PROBLEM TO SOLVE -
How many of the lines below hold the word "Informatica"? Answer only with the number.

[Stored records]
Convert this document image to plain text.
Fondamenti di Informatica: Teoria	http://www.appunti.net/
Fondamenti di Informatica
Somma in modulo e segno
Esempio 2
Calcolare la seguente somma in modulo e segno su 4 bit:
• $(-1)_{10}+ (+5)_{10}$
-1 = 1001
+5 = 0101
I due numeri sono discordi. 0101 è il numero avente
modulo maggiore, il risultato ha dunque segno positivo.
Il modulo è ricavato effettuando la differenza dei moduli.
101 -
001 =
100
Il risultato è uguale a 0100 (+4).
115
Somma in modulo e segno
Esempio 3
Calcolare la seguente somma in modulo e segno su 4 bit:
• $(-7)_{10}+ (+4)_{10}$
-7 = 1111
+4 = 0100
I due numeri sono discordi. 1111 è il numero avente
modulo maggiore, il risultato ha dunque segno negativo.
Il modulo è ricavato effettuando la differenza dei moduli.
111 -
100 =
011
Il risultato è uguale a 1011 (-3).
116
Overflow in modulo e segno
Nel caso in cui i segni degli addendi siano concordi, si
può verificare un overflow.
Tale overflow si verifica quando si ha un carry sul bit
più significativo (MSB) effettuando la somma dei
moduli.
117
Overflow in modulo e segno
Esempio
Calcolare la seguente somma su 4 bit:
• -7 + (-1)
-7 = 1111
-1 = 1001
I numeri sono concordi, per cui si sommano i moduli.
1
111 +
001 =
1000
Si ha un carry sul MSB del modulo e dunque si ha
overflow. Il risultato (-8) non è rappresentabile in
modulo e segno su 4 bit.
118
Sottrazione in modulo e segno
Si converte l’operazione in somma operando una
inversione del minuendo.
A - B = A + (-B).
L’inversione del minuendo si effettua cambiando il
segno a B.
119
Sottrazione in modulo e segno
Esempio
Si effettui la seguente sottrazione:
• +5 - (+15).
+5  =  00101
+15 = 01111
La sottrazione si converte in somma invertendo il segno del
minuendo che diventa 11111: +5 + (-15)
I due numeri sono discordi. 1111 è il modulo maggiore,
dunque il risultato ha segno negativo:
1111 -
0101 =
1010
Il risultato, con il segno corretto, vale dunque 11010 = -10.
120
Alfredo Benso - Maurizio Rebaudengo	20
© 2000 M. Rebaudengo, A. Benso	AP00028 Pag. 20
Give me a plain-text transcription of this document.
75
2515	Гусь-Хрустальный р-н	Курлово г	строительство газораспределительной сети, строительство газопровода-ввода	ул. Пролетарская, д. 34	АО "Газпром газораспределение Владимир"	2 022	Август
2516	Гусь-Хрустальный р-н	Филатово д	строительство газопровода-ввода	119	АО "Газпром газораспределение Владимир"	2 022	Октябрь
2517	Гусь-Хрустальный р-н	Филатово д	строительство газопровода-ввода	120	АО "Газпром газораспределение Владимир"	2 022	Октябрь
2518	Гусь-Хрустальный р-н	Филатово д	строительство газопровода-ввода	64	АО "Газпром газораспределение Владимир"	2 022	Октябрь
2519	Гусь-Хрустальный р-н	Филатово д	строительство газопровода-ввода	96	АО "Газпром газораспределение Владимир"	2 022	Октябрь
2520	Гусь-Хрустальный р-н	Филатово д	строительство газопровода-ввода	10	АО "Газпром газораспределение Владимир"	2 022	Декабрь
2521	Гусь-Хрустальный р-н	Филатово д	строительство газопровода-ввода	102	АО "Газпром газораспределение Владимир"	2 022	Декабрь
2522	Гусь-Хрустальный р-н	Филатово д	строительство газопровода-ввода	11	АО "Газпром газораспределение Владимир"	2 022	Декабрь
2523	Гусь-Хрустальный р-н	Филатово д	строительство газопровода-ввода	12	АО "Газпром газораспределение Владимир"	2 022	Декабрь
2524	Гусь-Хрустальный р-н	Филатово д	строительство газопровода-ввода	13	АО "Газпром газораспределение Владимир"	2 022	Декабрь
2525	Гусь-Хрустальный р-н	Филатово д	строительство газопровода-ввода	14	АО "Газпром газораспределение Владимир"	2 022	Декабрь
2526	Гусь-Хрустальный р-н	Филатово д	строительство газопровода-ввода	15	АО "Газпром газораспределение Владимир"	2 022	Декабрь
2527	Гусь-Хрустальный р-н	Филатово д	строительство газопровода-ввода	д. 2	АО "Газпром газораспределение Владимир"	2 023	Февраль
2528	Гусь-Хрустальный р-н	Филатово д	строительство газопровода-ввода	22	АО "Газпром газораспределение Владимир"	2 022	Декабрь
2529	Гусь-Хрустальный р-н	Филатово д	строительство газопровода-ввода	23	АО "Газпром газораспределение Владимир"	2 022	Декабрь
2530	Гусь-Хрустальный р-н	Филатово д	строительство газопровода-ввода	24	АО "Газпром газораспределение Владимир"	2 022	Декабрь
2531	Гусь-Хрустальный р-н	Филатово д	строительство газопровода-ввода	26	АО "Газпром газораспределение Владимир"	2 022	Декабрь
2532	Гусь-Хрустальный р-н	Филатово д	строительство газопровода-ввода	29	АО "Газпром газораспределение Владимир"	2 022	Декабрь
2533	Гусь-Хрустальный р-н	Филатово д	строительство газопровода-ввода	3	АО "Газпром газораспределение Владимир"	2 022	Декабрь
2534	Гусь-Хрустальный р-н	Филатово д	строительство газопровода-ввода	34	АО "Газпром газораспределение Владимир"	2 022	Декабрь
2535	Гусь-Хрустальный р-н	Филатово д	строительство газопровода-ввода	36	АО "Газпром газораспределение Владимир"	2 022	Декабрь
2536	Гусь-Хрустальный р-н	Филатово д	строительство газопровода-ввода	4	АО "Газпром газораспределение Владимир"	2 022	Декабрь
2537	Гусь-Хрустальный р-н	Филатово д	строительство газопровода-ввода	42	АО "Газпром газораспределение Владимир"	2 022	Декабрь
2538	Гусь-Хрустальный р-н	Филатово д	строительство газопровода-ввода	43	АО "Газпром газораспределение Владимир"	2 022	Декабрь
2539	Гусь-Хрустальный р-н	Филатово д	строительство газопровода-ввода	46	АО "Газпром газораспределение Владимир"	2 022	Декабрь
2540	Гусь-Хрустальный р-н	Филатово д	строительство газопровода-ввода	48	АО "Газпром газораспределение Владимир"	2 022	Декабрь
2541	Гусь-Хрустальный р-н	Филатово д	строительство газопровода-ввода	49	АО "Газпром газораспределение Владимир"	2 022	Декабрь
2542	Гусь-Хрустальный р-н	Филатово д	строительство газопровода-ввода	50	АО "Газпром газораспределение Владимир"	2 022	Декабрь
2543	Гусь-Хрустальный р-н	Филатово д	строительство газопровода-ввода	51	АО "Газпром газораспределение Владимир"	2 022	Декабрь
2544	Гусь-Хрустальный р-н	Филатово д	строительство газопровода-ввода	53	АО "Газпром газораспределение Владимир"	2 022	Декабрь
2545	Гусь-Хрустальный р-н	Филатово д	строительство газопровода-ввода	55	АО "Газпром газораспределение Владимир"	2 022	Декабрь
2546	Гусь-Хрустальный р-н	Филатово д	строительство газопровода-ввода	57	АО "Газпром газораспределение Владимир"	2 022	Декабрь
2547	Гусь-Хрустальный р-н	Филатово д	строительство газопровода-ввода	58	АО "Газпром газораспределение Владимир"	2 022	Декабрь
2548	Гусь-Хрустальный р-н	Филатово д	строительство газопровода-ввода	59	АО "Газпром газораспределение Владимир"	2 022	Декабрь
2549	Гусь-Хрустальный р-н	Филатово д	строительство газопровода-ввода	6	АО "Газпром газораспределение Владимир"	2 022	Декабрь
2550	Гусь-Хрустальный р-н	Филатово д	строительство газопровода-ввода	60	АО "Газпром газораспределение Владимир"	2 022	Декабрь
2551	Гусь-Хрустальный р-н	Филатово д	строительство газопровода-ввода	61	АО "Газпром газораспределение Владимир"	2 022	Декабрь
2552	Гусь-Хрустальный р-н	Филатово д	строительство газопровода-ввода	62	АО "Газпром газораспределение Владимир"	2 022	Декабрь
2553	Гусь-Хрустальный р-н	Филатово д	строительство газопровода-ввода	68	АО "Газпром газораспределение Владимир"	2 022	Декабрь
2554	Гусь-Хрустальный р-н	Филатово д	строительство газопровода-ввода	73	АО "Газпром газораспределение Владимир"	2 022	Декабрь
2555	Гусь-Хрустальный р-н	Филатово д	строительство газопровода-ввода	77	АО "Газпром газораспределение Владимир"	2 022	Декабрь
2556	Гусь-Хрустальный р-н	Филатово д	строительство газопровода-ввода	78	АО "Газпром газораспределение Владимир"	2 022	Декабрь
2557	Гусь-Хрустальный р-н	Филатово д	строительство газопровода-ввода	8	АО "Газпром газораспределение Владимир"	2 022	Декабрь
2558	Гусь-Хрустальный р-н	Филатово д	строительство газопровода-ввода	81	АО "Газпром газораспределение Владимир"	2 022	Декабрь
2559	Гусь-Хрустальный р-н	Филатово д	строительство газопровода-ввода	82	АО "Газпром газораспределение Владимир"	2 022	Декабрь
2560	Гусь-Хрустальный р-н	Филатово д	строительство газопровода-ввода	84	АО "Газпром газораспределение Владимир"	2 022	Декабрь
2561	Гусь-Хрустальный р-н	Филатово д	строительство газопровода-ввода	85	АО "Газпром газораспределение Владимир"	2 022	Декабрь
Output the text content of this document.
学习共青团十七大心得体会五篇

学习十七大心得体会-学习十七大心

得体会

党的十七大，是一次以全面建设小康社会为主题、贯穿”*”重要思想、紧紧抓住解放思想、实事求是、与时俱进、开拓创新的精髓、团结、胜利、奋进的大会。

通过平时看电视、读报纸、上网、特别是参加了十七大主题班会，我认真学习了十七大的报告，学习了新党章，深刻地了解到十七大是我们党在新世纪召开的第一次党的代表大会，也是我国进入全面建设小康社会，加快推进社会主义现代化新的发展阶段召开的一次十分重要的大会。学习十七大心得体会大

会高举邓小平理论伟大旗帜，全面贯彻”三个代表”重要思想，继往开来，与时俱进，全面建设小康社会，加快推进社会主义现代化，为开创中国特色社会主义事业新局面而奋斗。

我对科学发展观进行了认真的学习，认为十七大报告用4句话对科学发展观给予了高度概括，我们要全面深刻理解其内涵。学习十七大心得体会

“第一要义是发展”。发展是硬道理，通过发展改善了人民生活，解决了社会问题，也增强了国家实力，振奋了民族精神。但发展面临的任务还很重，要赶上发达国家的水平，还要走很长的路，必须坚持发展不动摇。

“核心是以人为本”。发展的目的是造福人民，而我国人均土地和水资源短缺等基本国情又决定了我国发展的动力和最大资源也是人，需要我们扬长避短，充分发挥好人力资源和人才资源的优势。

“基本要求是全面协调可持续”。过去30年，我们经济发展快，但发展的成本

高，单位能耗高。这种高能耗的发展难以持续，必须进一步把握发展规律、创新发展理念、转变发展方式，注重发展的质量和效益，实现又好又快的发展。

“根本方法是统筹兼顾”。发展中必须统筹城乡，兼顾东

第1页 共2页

COMPLETE ANSWER -
2